[Exercise]: Exclude images, then output the remaining data verbatim.

**********

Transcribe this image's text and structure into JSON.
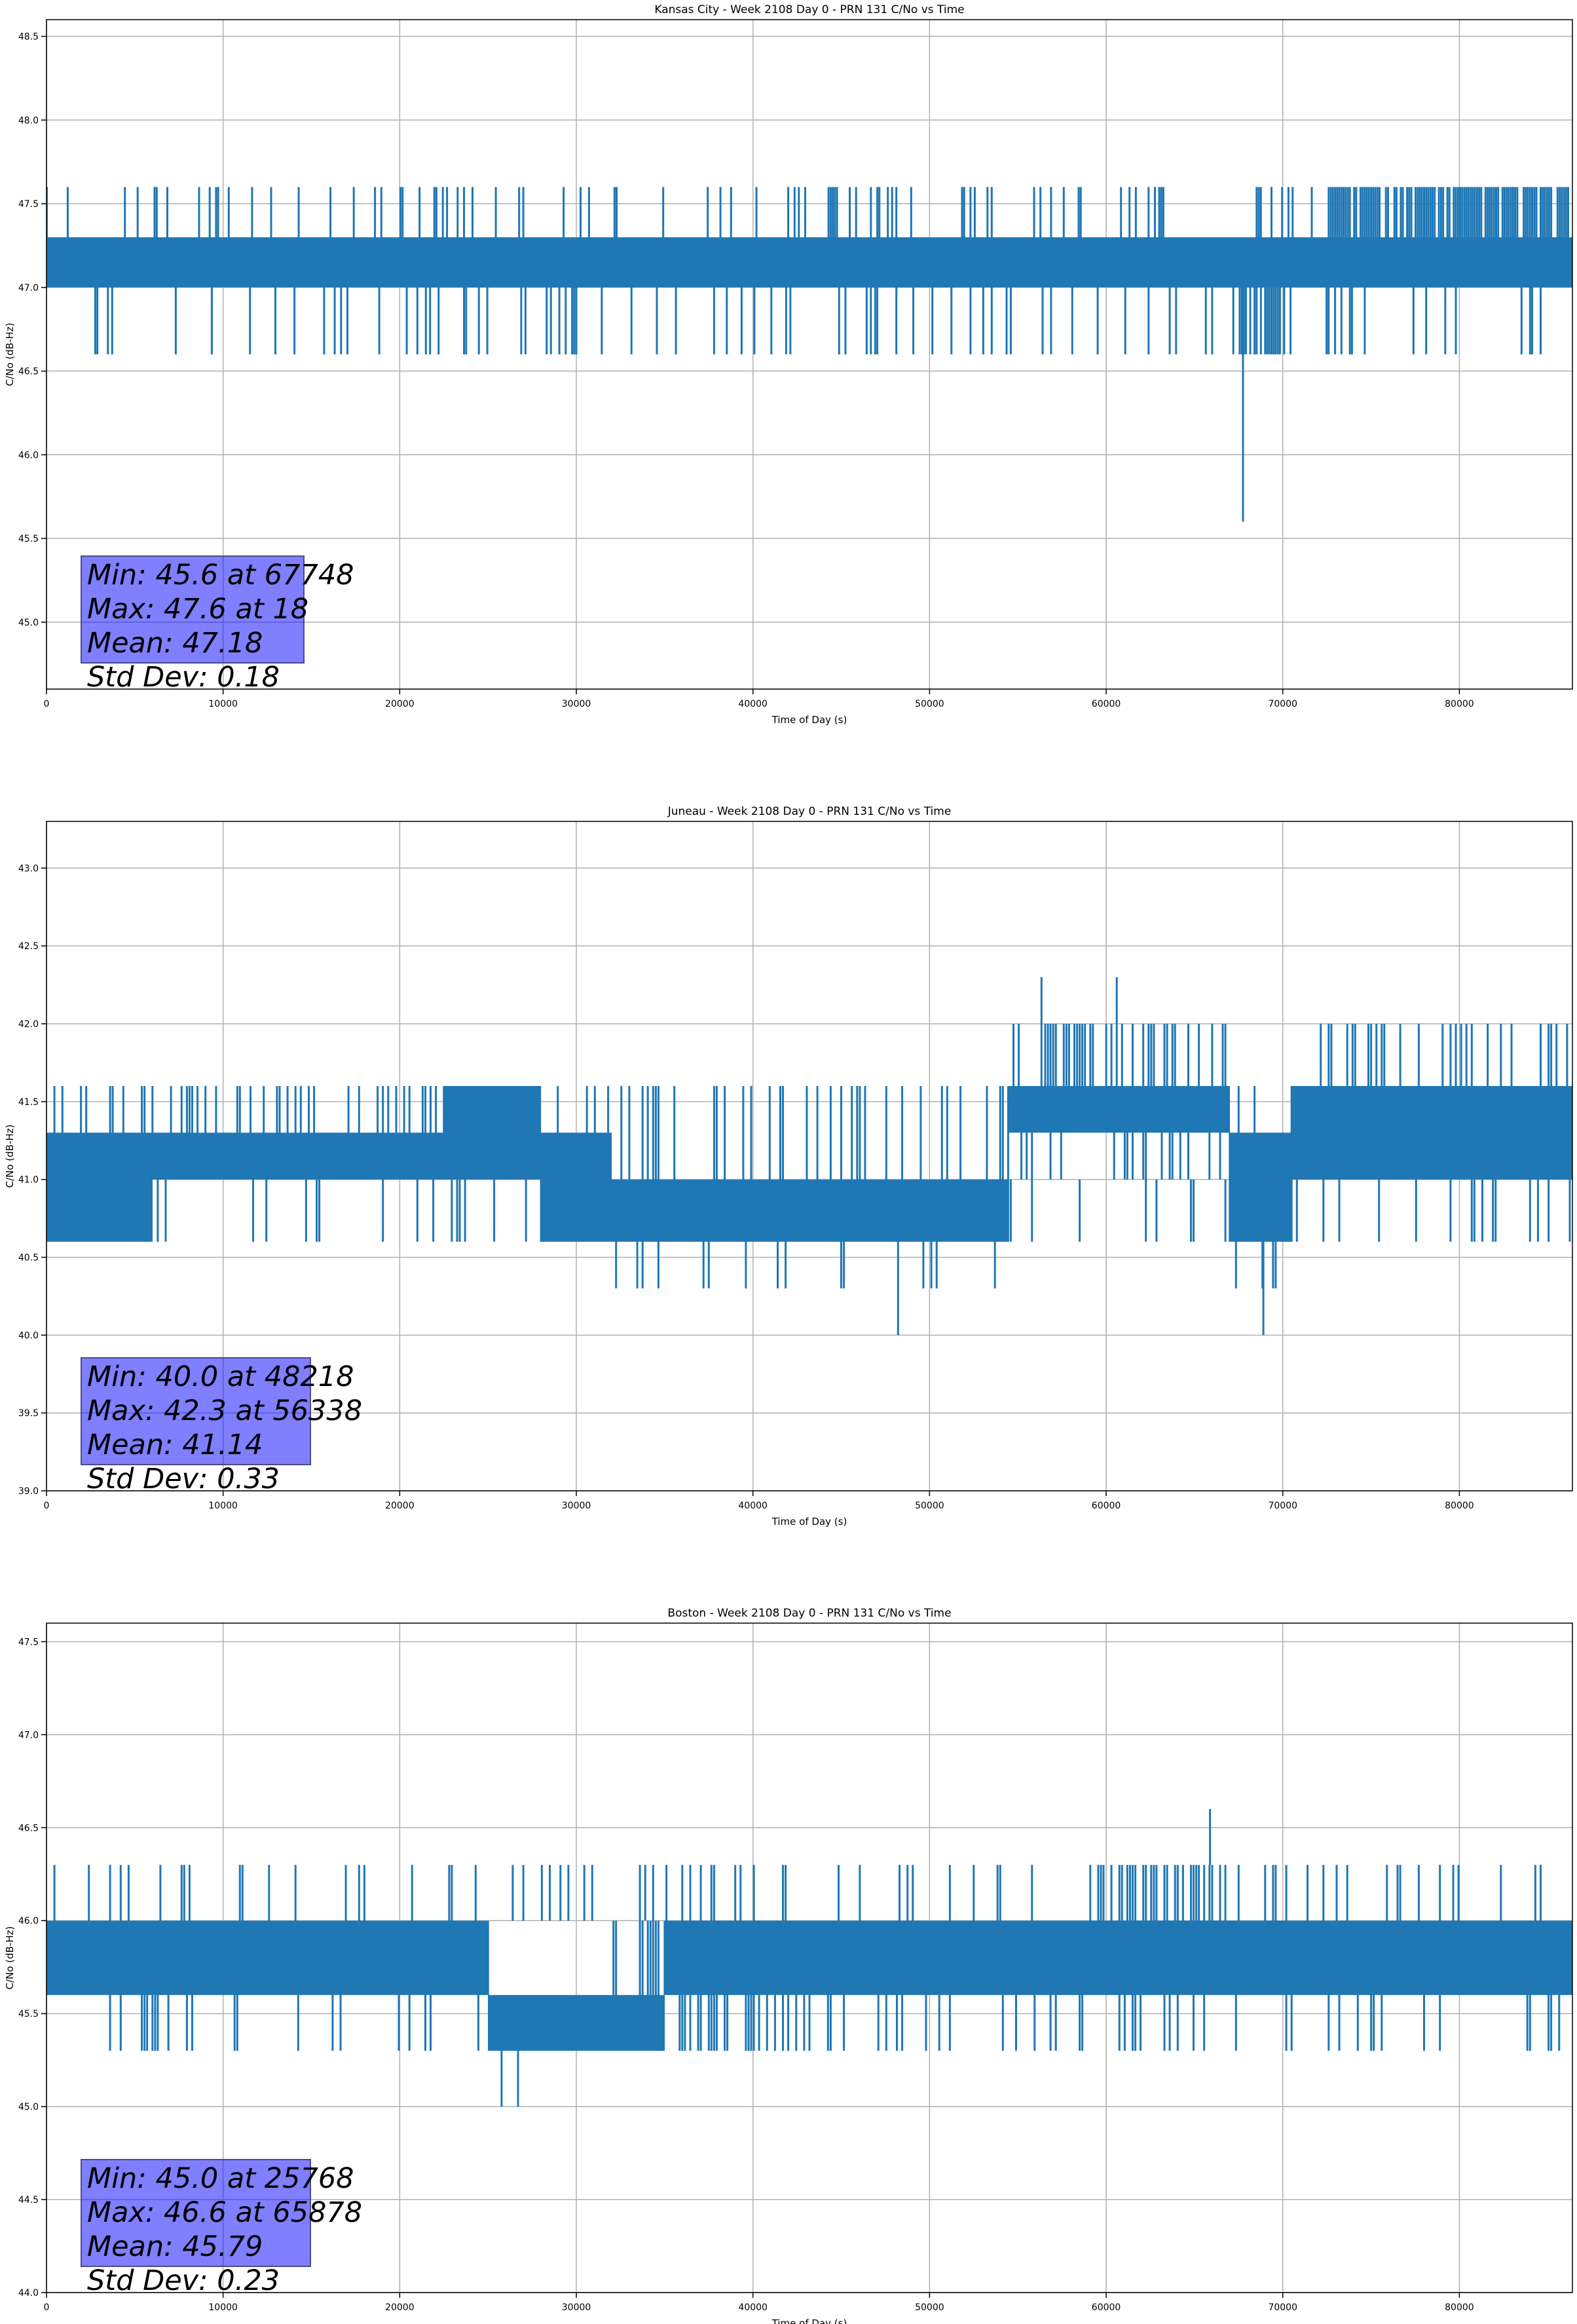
{
  "figure": {
    "colors": {
      "series": "#1f77b4",
      "stats_box": "#8080ff",
      "grid": "#b0b0b0",
      "axes": "#000000"
    }
  },
  "chart_data": [
    {
      "type": "line",
      "title": "Kansas City - Week 2108 Day 0 - PRN 131 C/No vs Time",
      "xlabel": "Time of Day (s)",
      "ylabel": "C/No (dB-Hz)",
      "xlim": [
        0,
        86400
      ],
      "ylim": [
        44.6,
        48.6
      ],
      "xticks": [
        0,
        10000,
        20000,
        30000,
        40000,
        50000,
        60000,
        70000,
        80000
      ],
      "yticks": [
        "45.0",
        "45.5",
        "46.0",
        "46.5",
        "47.0",
        "47.5",
        "48.0",
        "48.5"
      ],
      "grid": true,
      "series": [
        {
          "base": 47.0,
          "upper": 47.3,
          "high": 47.6,
          "low": 46.6,
          "min": 45.6,
          "min_at": 67748,
          "max": 47.6,
          "max_at": 18,
          "mean": 47.18,
          "std": 0.18
        }
      ],
      "stats": [
        "Min: 45.6 at 67748",
        "Max: 47.6 at 18",
        "Mean: 47.18",
        "Std Dev: 0.18"
      ]
    },
    {
      "type": "line",
      "title": "Juneau - Week 2108 Day 0 - PRN 131 C/No vs Time",
      "xlabel": "Time of Day (s)",
      "ylabel": "C/No (dB-Hz)",
      "xlim": [
        0,
        86400
      ],
      "ylim": [
        39.0,
        43.3
      ],
      "xticks": [
        0,
        10000,
        20000,
        30000,
        40000,
        50000,
        60000,
        70000,
        80000
      ],
      "yticks": [
        "39.0",
        "39.5",
        "40.0",
        "40.5",
        "41.0",
        "41.5",
        "42.0",
        "42.5",
        "43.0"
      ],
      "grid": true,
      "series": [
        {
          "min": 40.0,
          "min_at": 48218,
          "max": 42.3,
          "max_at": 56338,
          "mean": 41.14,
          "std": 0.33
        }
      ],
      "stats": [
        "Min: 40.0 at 48218",
        "Max: 42.3 at 56338",
        "Mean: 41.14",
        "Std Dev: 0.33"
      ]
    },
    {
      "type": "line",
      "title": "Boston - Week 2108 Day 0 - PRN 131 C/No vs Time",
      "xlabel": "Time of Day (s)",
      "ylabel": "C/No (dB-Hz)",
      "xlim": [
        0,
        86400
      ],
      "ylim": [
        44.0,
        47.6
      ],
      "xticks": [
        0,
        10000,
        20000,
        30000,
        40000,
        50000,
        60000,
        70000,
        80000
      ],
      "yticks": [
        "44.0",
        "44.5",
        "45.0",
        "45.5",
        "46.0",
        "46.5",
        "47.0",
        "47.5"
      ],
      "grid": true,
      "series": [
        {
          "min": 45.0,
          "min_at": 25768,
          "max": 46.6,
          "max_at": 65878,
          "mean": 45.79,
          "std": 0.23
        }
      ],
      "stats": [
        "Min: 45.0 at 25768",
        "Max: 46.6 at 65878",
        "Mean: 45.79",
        "Std Dev: 0.23"
      ]
    }
  ]
}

**********

[Output below]:
Transcribe this image's text and structure into JSON.
{
  "figure": {
    "colors": {
      "series": "#1f77b4",
      "stats_box": "#8080ff",
      "grid": "#b0b0b0",
      "axes": "#000000"
    }
  },
  "chart_data": [
    {
      "type": "line",
      "title": "Kansas City - Week 2108 Day 0 - PRN 131 C/No vs Time",
      "xlabel": "Time of Day (s)",
      "ylabel": "C/No (dB-Hz)",
      "xlim": [
        0,
        86400
      ],
      "ylim": [
        44.6,
        48.6
      ],
      "xticks": [
        0,
        10000,
        20000,
        30000,
        40000,
        50000,
        60000,
        70000,
        80000
      ],
      "yticks": [
        "45.0",
        "45.5",
        "46.0",
        "46.5",
        "47.0",
        "47.5",
        "48.0",
        "48.5"
      ],
      "grid": true,
      "series": [
        {
          "base": 47.0,
          "upper": 47.3,
          "high": 47.6,
          "low": 46.6,
          "min": 45.6,
          "min_at": 67748,
          "max": 47.6,
          "max_at": 18,
          "mean": 47.18,
          "std": 0.18
        }
      ],
      "stats": [
        "Min: 45.6 at 67748",
        "Max: 47.6 at 18",
        "Mean: 47.18",
        "Std Dev: 0.18"
      ]
    },
    {
      "type": "line",
      "title": "Juneau - Week 2108 Day 0 - PRN 131 C/No vs Time",
      "xlabel": "Time of Day (s)",
      "ylabel": "C/No (dB-Hz)",
      "xlim": [
        0,
        86400
      ],
      "ylim": [
        39.0,
        43.3
      ],
      "xticks": [
        0,
        10000,
        20000,
        30000,
        40000,
        50000,
        60000,
        70000,
        80000
      ],
      "yticks": [
        "39.0",
        "39.5",
        "40.0",
        "40.5",
        "41.0",
        "41.5",
        "42.0",
        "42.5",
        "43.0"
      ],
      "grid": true,
      "series": [
        {
          "min": 40.0,
          "min_at": 48218,
          "max": 42.3,
          "max_at": 56338,
          "mean": 41.14,
          "std": 0.33
        }
      ],
      "stats": [
        "Min: 40.0 at 48218",
        "Max: 42.3 at 56338",
        "Mean: 41.14",
        "Std Dev: 0.33"
      ]
    },
    {
      "type": "line",
      "title": "Boston - Week 2108 Day 0 - PRN 131 C/No vs Time",
      "xlabel": "Time of Day (s)",
      "ylabel": "C/No (dB-Hz)",
      "xlim": [
        0,
        86400
      ],
      "ylim": [
        44.0,
        47.6
      ],
      "xticks": [
        0,
        10000,
        20000,
        30000,
        40000,
        50000,
        60000,
        70000,
        80000
      ],
      "yticks": [
        "44.0",
        "44.5",
        "45.0",
        "45.5",
        "46.0",
        "46.5",
        "47.0",
        "47.5"
      ],
      "grid": true,
      "series": [
        {
          "min": 45.0,
          "min_at": 25768,
          "max": 46.6,
          "max_at": 65878,
          "mean": 45.79,
          "std": 0.23
        }
      ],
      "stats": [
        "Min: 45.0 at 25768",
        "Max: 46.6 at 65878",
        "Mean: 45.79",
        "Std Dev: 0.23"
      ]
    }
  ]
}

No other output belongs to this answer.